- _What you need to do_
Pull out every line from the listing that has the word "rest".

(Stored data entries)
----------

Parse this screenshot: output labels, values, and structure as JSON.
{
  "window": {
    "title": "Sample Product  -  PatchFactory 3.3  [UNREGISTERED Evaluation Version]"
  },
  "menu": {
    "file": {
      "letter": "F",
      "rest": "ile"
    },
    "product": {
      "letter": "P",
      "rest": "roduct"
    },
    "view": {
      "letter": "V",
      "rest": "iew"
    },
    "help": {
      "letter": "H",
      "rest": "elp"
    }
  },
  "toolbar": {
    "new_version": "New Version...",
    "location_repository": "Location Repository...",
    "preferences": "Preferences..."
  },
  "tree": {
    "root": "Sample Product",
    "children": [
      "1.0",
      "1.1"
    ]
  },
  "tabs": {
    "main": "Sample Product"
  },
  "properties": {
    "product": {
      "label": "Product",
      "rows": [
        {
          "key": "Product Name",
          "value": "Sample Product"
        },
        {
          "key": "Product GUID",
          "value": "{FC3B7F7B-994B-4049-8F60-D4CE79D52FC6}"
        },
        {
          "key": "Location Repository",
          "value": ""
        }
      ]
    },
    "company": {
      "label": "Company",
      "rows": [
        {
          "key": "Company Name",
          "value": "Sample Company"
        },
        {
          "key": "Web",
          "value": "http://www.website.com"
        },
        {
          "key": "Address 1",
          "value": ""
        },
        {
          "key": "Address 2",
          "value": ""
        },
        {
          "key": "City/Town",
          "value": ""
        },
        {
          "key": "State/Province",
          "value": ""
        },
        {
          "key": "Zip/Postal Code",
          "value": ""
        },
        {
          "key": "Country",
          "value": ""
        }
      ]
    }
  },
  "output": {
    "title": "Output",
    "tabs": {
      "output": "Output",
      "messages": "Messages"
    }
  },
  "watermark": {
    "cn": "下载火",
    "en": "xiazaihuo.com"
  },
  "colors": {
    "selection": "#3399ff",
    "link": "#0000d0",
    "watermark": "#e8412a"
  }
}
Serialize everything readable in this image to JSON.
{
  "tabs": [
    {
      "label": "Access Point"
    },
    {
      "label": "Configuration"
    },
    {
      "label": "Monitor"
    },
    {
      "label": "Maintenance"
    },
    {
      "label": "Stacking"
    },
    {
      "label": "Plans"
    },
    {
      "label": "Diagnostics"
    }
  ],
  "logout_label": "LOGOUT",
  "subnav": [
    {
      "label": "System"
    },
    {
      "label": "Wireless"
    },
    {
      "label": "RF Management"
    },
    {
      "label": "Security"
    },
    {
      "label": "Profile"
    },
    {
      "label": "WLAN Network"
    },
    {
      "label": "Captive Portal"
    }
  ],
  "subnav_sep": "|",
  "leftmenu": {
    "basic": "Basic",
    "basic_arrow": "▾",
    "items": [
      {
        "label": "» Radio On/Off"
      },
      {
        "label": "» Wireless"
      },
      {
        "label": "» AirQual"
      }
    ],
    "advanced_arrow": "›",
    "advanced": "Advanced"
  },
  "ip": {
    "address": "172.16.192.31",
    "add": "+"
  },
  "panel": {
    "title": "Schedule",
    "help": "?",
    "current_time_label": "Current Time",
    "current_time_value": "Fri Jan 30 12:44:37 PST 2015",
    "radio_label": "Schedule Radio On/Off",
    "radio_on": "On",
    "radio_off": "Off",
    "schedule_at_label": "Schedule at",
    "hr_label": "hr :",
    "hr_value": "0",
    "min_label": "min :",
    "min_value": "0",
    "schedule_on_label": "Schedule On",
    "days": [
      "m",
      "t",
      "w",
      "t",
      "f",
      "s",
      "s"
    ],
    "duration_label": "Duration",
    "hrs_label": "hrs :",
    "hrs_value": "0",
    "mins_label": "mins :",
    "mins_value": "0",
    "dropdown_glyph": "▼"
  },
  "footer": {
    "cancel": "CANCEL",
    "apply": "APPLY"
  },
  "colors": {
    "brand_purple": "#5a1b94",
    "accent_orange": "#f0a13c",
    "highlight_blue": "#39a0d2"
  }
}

----------

- _Solution below_
      "rest": "ile"
      "rest": "roduct"
      "rest": "iew"
      "rest": "elp"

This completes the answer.